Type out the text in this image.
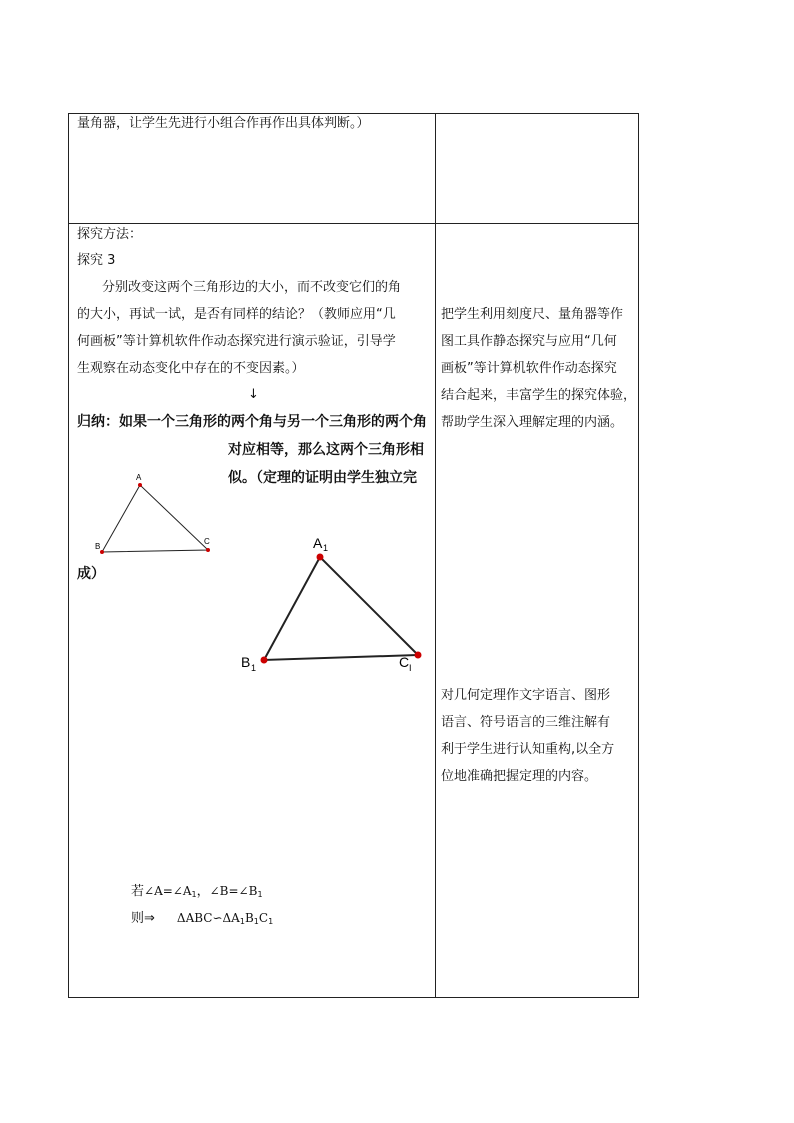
量角器，让学生先进行小组合作再作出具体判断。）
探究方法：
探究 3
分别改变这两个三角形边的大小，而不改变它们的角
的大小，再试一试，是否有同样的结论？（教师应用“几
何画板”等计算机软件作动态探究进行演示验证，引导学
生观察在动态变化中存在的不变因素。）
↓
归纳：如果一个三角形的两个角与另一个三角形的两个角
对应相等，那么这两个三角形相
似。（定理的证明由学生独立完
成）
A
B
C	A 1
B 1	C I
若$\angle A=\angle A_1$，$\angle B=\angle B_1$
则⇒ $\Delta ABC∽\Delta A_1B_1C_1$
把学生利用刻度尺、量角器等作
图工具作静态探究与应用“几何
画板”等计算机软件作动态探究
结合起来，丰富学生的探究体验，
帮助学生深入理解定理的内涵。
对几何定理作文字语言、图形
语言、符号语言的三维注解有
利于学生进行认知重构,以全方
位地准确把握定理的内容。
________________
_SHORT EXERCISE_. Return the listing above word for word, with the pictures removed.

_CORRECT RESULT_.
Type out the text in this image.
量角器，让学生先进行小组合作再作出具体判断。）
探究方法：
探究 3
分别改变这两个三角形边的大小，而不改变它们的角
的大小，再试一试，是否有同样的结论？（教师应用“几
何画板”等计算机软件作动态探究进行演示验证，引导学
生观察在动态变化中存在的不变因素。）
↓
归纳：如果一个三角形的两个角与另一个三角形的两个角
对应相等，那么这两个三角形相
似。（定理的证明由学生独立完
成）
A
B
C	A 1
B 1	C I
若$\angle A=\angle A_1$，$\angle B=\angle B_1$
则⇒ $\Delta ABC∽\Delta A_1B_1C_1$
把学生利用刻度尺、量角器等作
图工具作静态探究与应用“几何
画板”等计算机软件作动态探究
结合起来，丰富学生的探究体验，
帮助学生深入理解定理的内涵。
对几何定理作文字语言、图形
语言、符号语言的三维注解有
利于学生进行认知重构,以全方
位地准确把握定理的内容。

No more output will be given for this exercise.